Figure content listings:
■ ■ ■ ■ ■ ■ ■

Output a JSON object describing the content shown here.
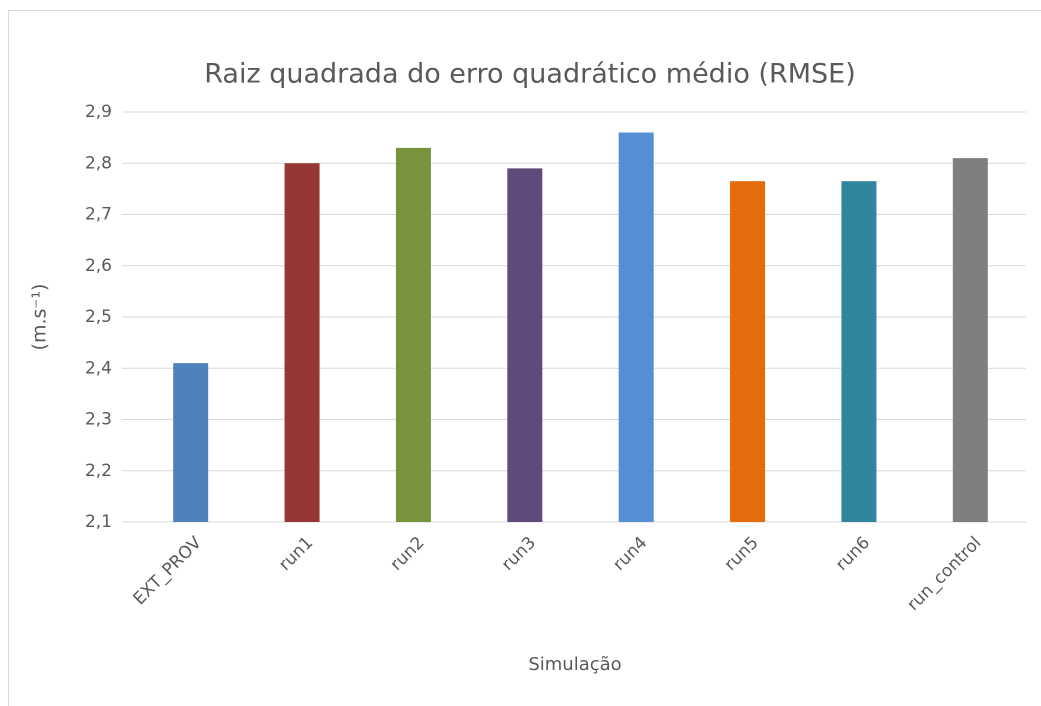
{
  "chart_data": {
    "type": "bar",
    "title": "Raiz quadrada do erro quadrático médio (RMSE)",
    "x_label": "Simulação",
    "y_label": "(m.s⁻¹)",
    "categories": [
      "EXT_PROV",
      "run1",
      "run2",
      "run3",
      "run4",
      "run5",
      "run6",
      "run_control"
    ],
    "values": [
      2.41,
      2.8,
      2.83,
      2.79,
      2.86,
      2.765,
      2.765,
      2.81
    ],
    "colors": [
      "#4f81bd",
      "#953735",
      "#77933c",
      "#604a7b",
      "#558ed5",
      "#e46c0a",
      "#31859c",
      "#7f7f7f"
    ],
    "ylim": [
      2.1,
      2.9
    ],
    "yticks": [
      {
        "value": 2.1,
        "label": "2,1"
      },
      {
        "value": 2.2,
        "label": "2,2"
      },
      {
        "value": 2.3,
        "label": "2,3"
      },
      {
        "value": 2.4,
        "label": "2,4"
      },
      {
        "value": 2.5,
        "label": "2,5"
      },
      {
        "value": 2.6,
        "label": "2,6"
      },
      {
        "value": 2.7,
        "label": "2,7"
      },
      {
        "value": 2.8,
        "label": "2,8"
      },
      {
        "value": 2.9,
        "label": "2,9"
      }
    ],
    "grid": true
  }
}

■ ■ ■ ■ ■ ■ ■

### WHAT TO DO
Reproduce each line word for word and drop the pictures.

### EXERCISE RESPONSE
Output a JSON object describing the content shown here.
{
  "chart_data": {
    "type": "bar",
    "title": "Raiz quadrada do erro quadrático médio (RMSE)",
    "x_label": "Simulação",
    "y_label": "(m.s⁻¹)",
    "categories": [
      "EXT_PROV",
      "run1",
      "run2",
      "run3",
      "run4",
      "run5",
      "run6",
      "run_control"
    ],
    "values": [
      2.41,
      2.8,
      2.83,
      2.79,
      2.86,
      2.765,
      2.765,
      2.81
    ],
    "colors": [
      "#4f81bd",
      "#953735",
      "#77933c",
      "#604a7b",
      "#558ed5",
      "#e46c0a",
      "#31859c",
      "#7f7f7f"
    ],
    "ylim": [
      2.1,
      2.9
    ],
    "yticks": [
      {
        "value": 2.1,
        "label": "2,1"
      },
      {
        "value": 2.2,
        "label": "2,2"
      },
      {
        "value": 2.3,
        "label": "2,3"
      },
      {
        "value": 2.4,
        "label": "2,4"
      },
      {
        "value": 2.5,
        "label": "2,5"
      },
      {
        "value": 2.6,
        "label": "2,6"
      },
      {
        "value": 2.7,
        "label": "2,7"
      },
      {
        "value": 2.8,
        "label": "2,8"
      },
      {
        "value": 2.9,
        "label": "2,9"
      }
    ],
    "grid": true
  }
}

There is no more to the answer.